▶ SOURCE
[Begin]
Crescent Beach in Cape Elizabeth offers a chance to experience two varieties of summer dining. Right next to the beach hulks a massive concrete bunker housing the official beach lunch stand/snack shop. Just a Frisbee-golf par-four away, down a sandy path that yields to wooden slats, is the tony Sea Glass Restaurant at the Inn by the Sea. In order to compare these two approaches to summer food, we ordered identical meals at each establishment.

One of the best things about dining at Crescent Beach's state-run (or corporate-subcontracted?) snack shack before the crowds arrive is that you can appreciate the team running the grill. Nothing inspires faith in the future like an upbeat and responsible-seeming teenager. The kid at the snack shop gets it just right. He has a few favorites on the menu (cheeseburger) but he isn't picky ("clam burger is definitely good too"). He is realistic about the cuisine ("they're the frozen kind of fries") but in a tone that reminds you to lighten up about beach food. He balances a beachy mellow with the good posture and solid eye contact of the son of a military family. He relays your order to a woman at the grill who might be his mom, and he does it with respect.
[End]
▶ SUPPLIED INFORMATION
[Begin]
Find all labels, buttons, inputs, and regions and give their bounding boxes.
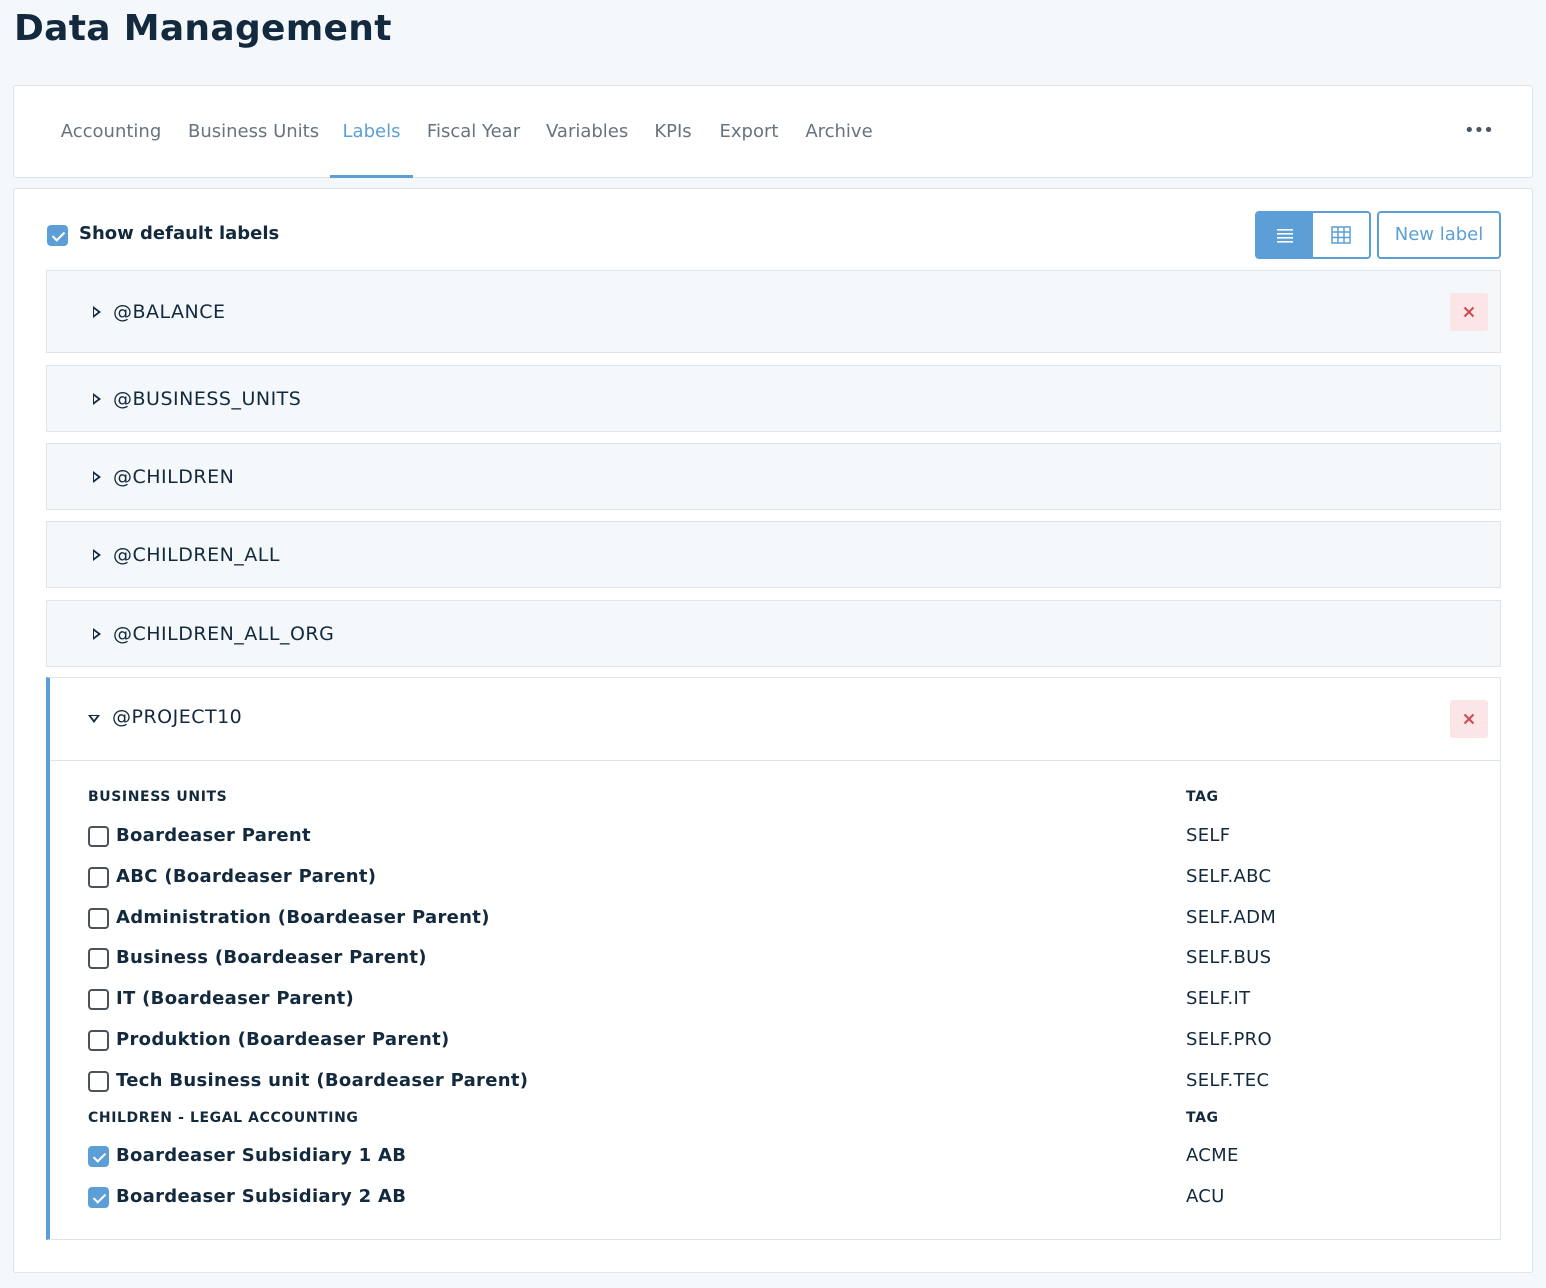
[End]
▶ INSTRUCTIONS
(a) Write out the passage from the Crescent Beach dining review, starting at "Crescent Beach in" and ending at "at each establishment.".
(b) Pick up the Crescent Beach dining review after its final sentence and keep writing.

▶ TASK ANSWERS
(a)
Crescent Beach in Cape Elizabeth offers a chance to experience two varieties of summer dining. Right next to the beach hulks a massive concrete bunker housing the official beach lunch stand/snack shop. Just a Frisbee-golf par-four away, down a sandy path that yields to wooden slats, is the tony Sea Glass Restaurant at the Inn by the Sea. In order to compare these two approaches to summer food, we ordered identical meals at each establishment.

(b)
The food is less inspiring, but it has its good qualities. The golden yellow of the cheddar really glistens in the sunlight, as do the amber granules of breading on the clamburger. The beef in the burger is mostly tasteless, but the meat is not visually offensive. The experience is more about fatty, bready mouthfeel than anything else. The flesh of the clamburger appears as an uninterrupted sheen of palpably post-frozen white. The taste is ambiguously seafoody. The fries were fine. The onion rings were lovely to look at, but in biting them a strange moisture ran into the mouth — possibly due to an under-fry. We could actually taste the onion, which was surprising, almost inappropriate, in this context.

The snack-shack tables offer entertaining views of families coming and going, which are always the most fraught moments of a visit to the beach. At the Sea Glass we saw several grandmothers being taken out for a birthday lunch — with teenage grandkids dressed as if for prom and on their best behavior. It is quite a different scene. The dining room is all red leather and plush carpet, and the patio all dark brown chair-caning. Our waiter could have been the older brother of the beach-shack kid. He assumed the seriousness appropriate to this fancier meal without being stuffy.

This high-end burger was genuinely pretty great. It was cooked to a perfect, juicy medium with a hint of pink. The meat had been given a nice char, and the rich flavor mixed nicely with a creamy blue cheese. The house potato chips where translucently thin, where we expected a thick cut. The crab cakes were also terrific — all meat and herb, with an overall lightness.